- _What the exercise asks_
Copy the material that follows word for word and omit its pictures.

☆ ☆ ☆

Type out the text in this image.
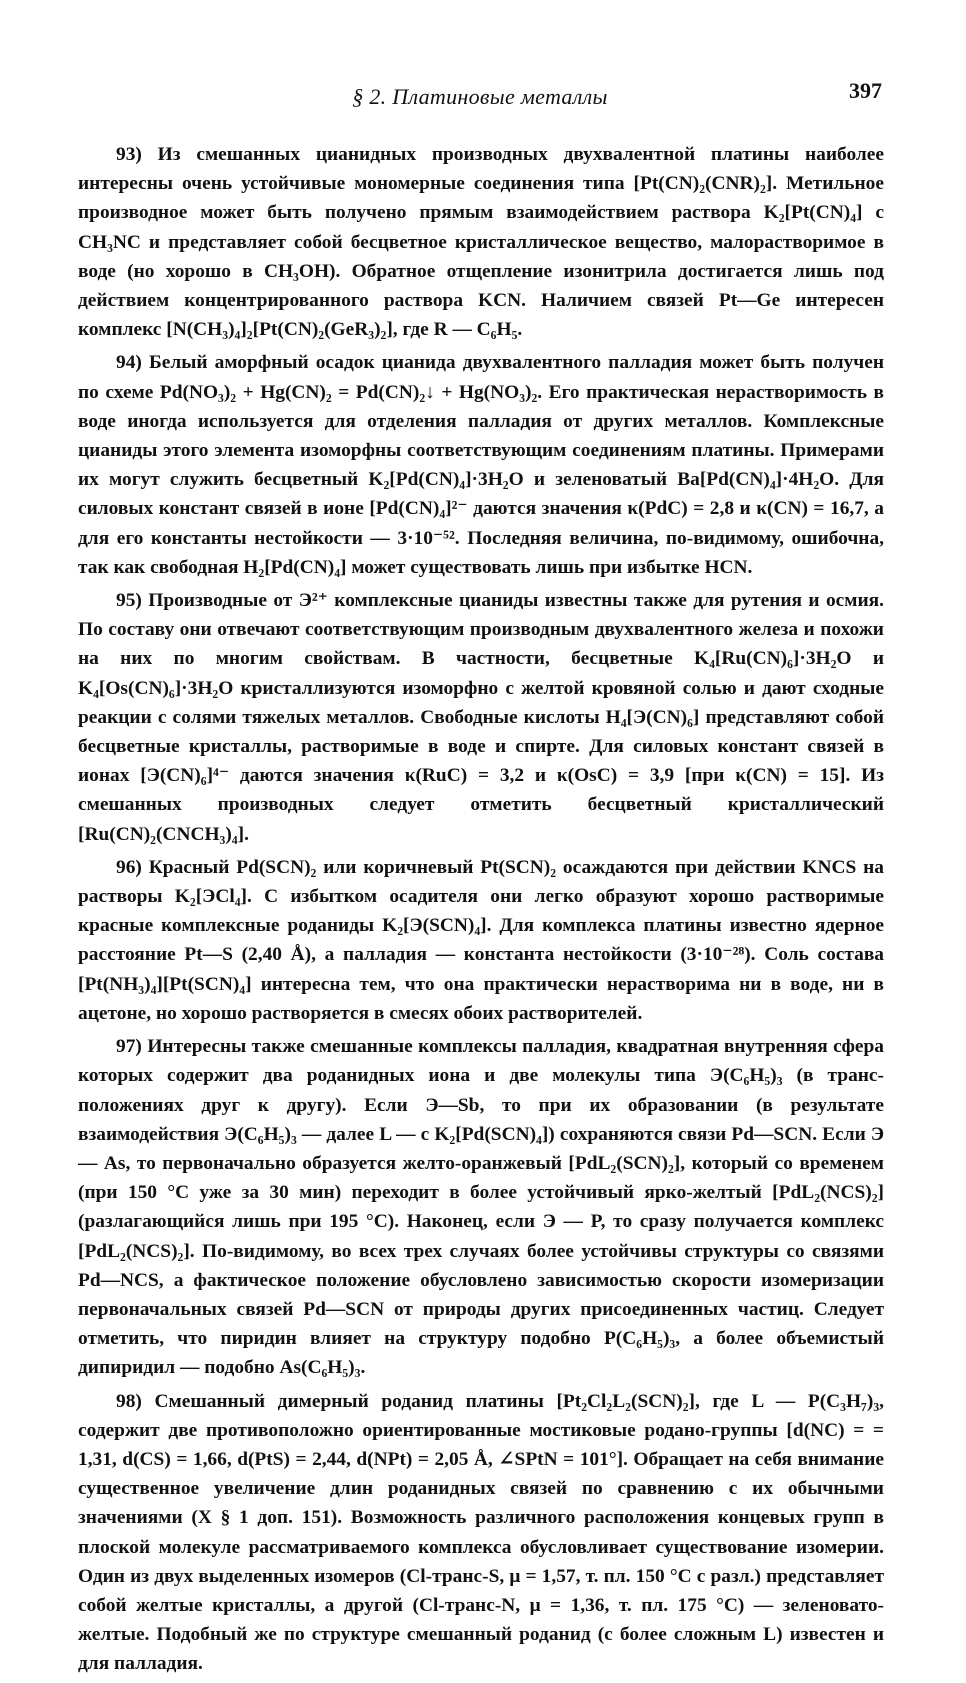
§ 2. Платиновые металлы	397

93) Из смешанных цианидных производных двухвалентной платины наиболее интересны очень устойчивые мономерные соединения типа [Pt(CN)₂(CNR)₂]. Метильное производное может быть получено прямым взаимодействием раствора K₂[Pt(CN)₄] с CH₃NC и представляет собой бесцветное кристаллическое вещество, малорастворимое в воде (но хорошо в CH₃OH). Обратное отщепление изонитрила достигается лишь под действием концентрированного раствора KCN. Наличием связей Pt—Ge интересен комплекс [N(CH₃)₄]₂[Pt(CN)₂(GeR₃)₂], где R — C₆H₅.

94) Белый аморфный осадок цианида двухвалентного палладия может быть получен по схеме Pd(NO₃)₂ + Hg(CN)₂ = Pd(CN)₂↓ + Hg(NO₃)₂. Его практическая нерастворимость в воде иногда используется для отделения палладия от других металлов. Комплексные цианиды этого элемента изоморфны соответствующим соединениям платины. Примерами их могут служить бесцветный K₂[Pd(CN)₄]·3H₂O и зеленоватый Ba[Pd(CN)₄]·4H₂O. Для силовых констант связей в ионе [Pd(CN)₄]²⁻ даются значения κ(PdC) = 2,8 и κ(CN) = 16,7, а для его константы нестойкости — 3·10⁻⁵². Последняя величина, по-видимому, ошибочна, так как свободная H₂[Pd(CN)₄] может существовать лишь при избытке HCN.

95) Производные от Э²⁺ комплексные цианиды известны также для рутения и осмия. По составу они отвечают соответствующим производным двухвалентного железа и похожи на них по многим свойствам. В частности, бесцветные K₄[Ru(CN)₆]·3H₂O и K₄[Os(CN)₆]·3H₂O кристаллизуются изоморфно с желтой кровяной солью и дают сходные реакции с солями тяжелых металлов. Свободные кислоты H₄[Э(CN)₆] представляют собой бесцветные кристаллы, растворимые в воде и спирте. Для силовых констант связей в ионах [Э(CN)₆]⁴⁻ даются значения κ(RuC) = 3,2 и κ(OsC) = 3,9 [при κ(CN) = 15]. Из смешанных производных следует отметить бесцветный кристаллический [Ru(CN)₂(CNCH₃)₄].

96) Красный Pd(SCN)₂ или коричневый Pt(SCN)₂ осаждаются при действии KNCS на растворы K₂[ЭCl₄]. С избытком осадителя они легко образуют хорошо растворимые красные комплексные роданиды K₂[Э(SCN)₄]. Для комплекса платины известно ядерное расстояние Pt—S (2,40 Å), а палладия — константа нестойкости (3·10⁻²⁸). Соль состава [Pt(NH₃)₄][Pt(SCN)₄] интересна тем, что она практически нерастворима ни в воде, ни в ацетоне, но хорошо растворяется в смесях обоих растворителей.

97) Интересны также смешанные комплексы палладия, квадратная внутренняя сфера которых содержит два роданидных иона и две молекулы типа Э(C₆H₅)₃ (в транс-положениях друг к другу). Если Э—Sb, то при их образовании (в результате взаимодействия Э(C₆H₅)₃ — далее L — с K₂[Pd(SCN)₄]) сохраняются связи Pd—SCN. Если Э — As, то первоначально образуется желто-оранжевый [PdL₂(SCN)₂], который со временем (при 150 °C уже за 30 мин) переходит в более устойчивый ярко-желтый [PdL₂(NCS)₂] (разлагающийся лишь при 195 °C). Наконец, если Э — P, то сразу получается комплекс [PdL₂(NCS)₂]. По-видимому, во всех трех случаях более устойчивы структуры со связями Pd—NCS, а фактическое положение обусловлено зависимостью скорости изомеризации первоначальных связей Pd—SCN от природы других присоединенных частиц. Следует отметить, что пиридин влияет на структуру подобно P(C₆H₅)₃, а более объемистый дипиридил — подобно As(C₆H₅)₃.

98) Смешанный димерный роданид платины [Pt₂Cl₂L₂(SCN)₂], где L — P(C₃H₇)₃, содержит две противоположно ориентированные мостиковые родано-группы [d(NC) = = 1,31, d(CS) = 1,66, d(PtS) = 2,44, d(NPt) = 2,05 Å, ∠SPtN = 101°]. Обращает на себя внимание существенное увеличение длин роданидных связей по сравнению с их обычными значениями (X § 1 доп. 151). Возможность различного расположения концевых групп в плоской молекуле рассматриваемого комплекса обусловливает существование изомерии. Один из двух выделенных изомеров (Cl-транс-S, μ = 1,57, т. пл. 150 °C с разл.) представляет собой желтые кристаллы, а другой (Cl-транс-N, μ = 1,36, т. пл. 175 °C) — зеленовато-желтые. Подобный же по структуре смешанный роданид (с более сложным L) известен и для палладия.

☆ ☆ ☆

- _Solution_
Type out the text in this image.
§ 2. Платиновые металлы	397

93) Из смешанных цианидных производных двухвалентной платины наиболее интересны очень устойчивые мономерные соединения типа [Pt(CN)₂(CNR)₂]. Метильное производное может быть получено прямым взаимодействием раствора K₂[Pt(CN)₄] с CH₃NC и представляет собой бесцветное кристаллическое вещество, малорастворимое в воде (но хорошо в CH₃OH). Обратное отщепление изонитрила достигается лишь под действием концентрированного раствора KCN. Наличием связей Pt—Ge интересен комплекс [N(CH₃)₄]₂[Pt(CN)₂(GeR₃)₂], где R — C₆H₅.

94) Белый аморфный осадок цианида двухвалентного палладия может быть получен по схеме Pd(NO₃)₂ + Hg(CN)₂ = Pd(CN)₂↓ + Hg(NO₃)₂. Его практическая нерастворимость в воде иногда используется для отделения палладия от других металлов. Комплексные цианиды этого элемента изоморфны соответствующим соединениям платины. Примерами их могут служить бесцветный K₂[Pd(CN)₄]·3H₂O и зеленоватый Ba[Pd(CN)₄]·4H₂O. Для силовых констант связей в ионе [Pd(CN)₄]²⁻ даются значения κ(PdC) = 2,8 и κ(CN) = 16,7, а для его константы нестойкости — 3·10⁻⁵². Последняя величина, по-видимому, ошибочна, так как свободная H₂[Pd(CN)₄] может существовать лишь при избытке HCN.

95) Производные от Э²⁺ комплексные цианиды известны также для рутения и осмия. По составу они отвечают соответствующим производным двухвалентного железа и похожи на них по многим свойствам. В частности, бесцветные K₄[Ru(CN)₆]·3H₂O и K₄[Os(CN)₆]·3H₂O кристаллизуются изоморфно с желтой кровяной солью и дают сходные реакции с солями тяжелых металлов. Свободные кислоты H₄[Э(CN)₆] представляют собой бесцветные кристаллы, растворимые в воде и спирте. Для силовых констант связей в ионах [Э(CN)₆]⁴⁻ даются значения κ(RuC) = 3,2 и κ(OsC) = 3,9 [при κ(CN) = 15]. Из смешанных производных следует отметить бесцветный кристаллический [Ru(CN)₂(CNCH₃)₄].

96) Красный Pd(SCN)₂ или коричневый Pt(SCN)₂ осаждаются при действии KNCS на растворы K₂[ЭCl₄]. С избытком осадителя они легко образуют хорошо растворимые красные комплексные роданиды K₂[Э(SCN)₄]. Для комплекса платины известно ядерное расстояние Pt—S (2,40 Å), а палладия — константа нестойкости (3·10⁻²⁸). Соль состава [Pt(NH₃)₄][Pt(SCN)₄] интересна тем, что она практически нерастворима ни в воде, ни в ацетоне, но хорошо растворяется в смесях обоих растворителей.

97) Интересны также смешанные комплексы палладия, квадратная внутренняя сфера которых содержит два роданидных иона и две молекулы типа Э(C₆H₅)₃ (в транс-положениях друг к другу). Если Э—Sb, то при их образовании (в результате взаимодействия Э(C₆H₅)₃ — далее L — с K₂[Pd(SCN)₄]) сохраняются связи Pd—SCN. Если Э — As, то первоначально образуется желто-оранжевый [PdL₂(SCN)₂], который со временем (при 150 °C уже за 30 мин) переходит в более устойчивый ярко-желтый [PdL₂(NCS)₂] (разлагающийся лишь при 195 °C). Наконец, если Э — P, то сразу получается комплекс [PdL₂(NCS)₂]. По-видимому, во всех трех случаях более устойчивы структуры со связями Pd—NCS, а фактическое положение обусловлено зависимостью скорости изомеризации первоначальных связей Pd—SCN от природы других присоединенных частиц. Следует отметить, что пиридин влияет на структуру подобно P(C₆H₅)₃, а более объемистый дипиридил — подобно As(C₆H₅)₃.

98) Смешанный димерный роданид платины [Pt₂Cl₂L₂(SCN)₂], где L — P(C₃H₇)₃, содержит две противоположно ориентированные мостиковые родано-группы [d(NC) = = 1,31, d(CS) = 1,66, d(PtS) = 2,44, d(NPt) = 2,05 Å, ∠SPtN = 101°]. Обращает на себя внимание существенное увеличение длин роданидных связей по сравнению с их обычными значениями (X § 1 доп. 151). Возможность различного расположения концевых групп в плоской молекуле рассматриваемого комплекса обусловливает существование изомерии. Один из двух выделенных изомеров (Cl-транс-S, μ = 1,57, т. пл. 150 °C с разл.) представляет собой желтые кристаллы, а другой (Cl-транс-N, μ = 1,36, т. пл. 175 °C) — зеленовато-желтые. Подобный же по структуре смешанный роданид (с более сложным L) известен и для палладия.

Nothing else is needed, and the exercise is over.